[Stored dataset items]
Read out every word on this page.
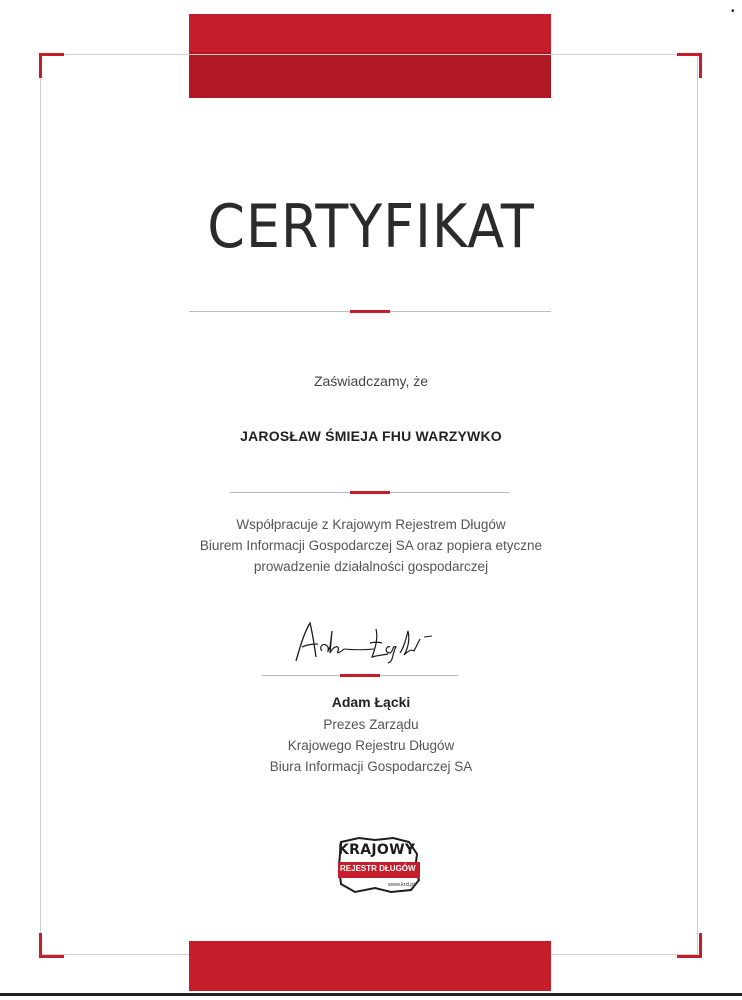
CERTYFIKAT
Zaświadczamy, że
JAROSŁAW ŚMIEJA FHU WARZYWKO
Współpracuje z Krajowym Rejestrem Długów
Biurem Informacji Gospodarczej SA oraz popiera etyczne
prowadzenie działalności gospodarczej
Adam Łącki
Prezes Zarządu
Krajowego Rejestru Długów
Biura Informacji Gospodarczej SA
KRAJOWY
REJESTR DŁUGÓW
www.krd.pl
•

WHAT YOU ARE ASKED TO DO ->
Copy out each line word for word, please, skipping the images.

EXERCISE OUTPUT ->
Read out every word on this page.
CERTYFIKAT
Zaświadczamy, że
JAROSŁAW ŚMIEJA FHU WARZYWKO
Współpracuje z Krajowym Rejestrem Długów
Biurem Informacji Gospodarczej SA oraz popiera etyczne
prowadzenie działalności gospodarczej
Adam Łącki
Prezes Zarządu
Krajowego Rejestru Długów
Biura Informacji Gospodarczej SA
KRAJOWY
REJESTR DŁUGÓW
www.krd.pl
•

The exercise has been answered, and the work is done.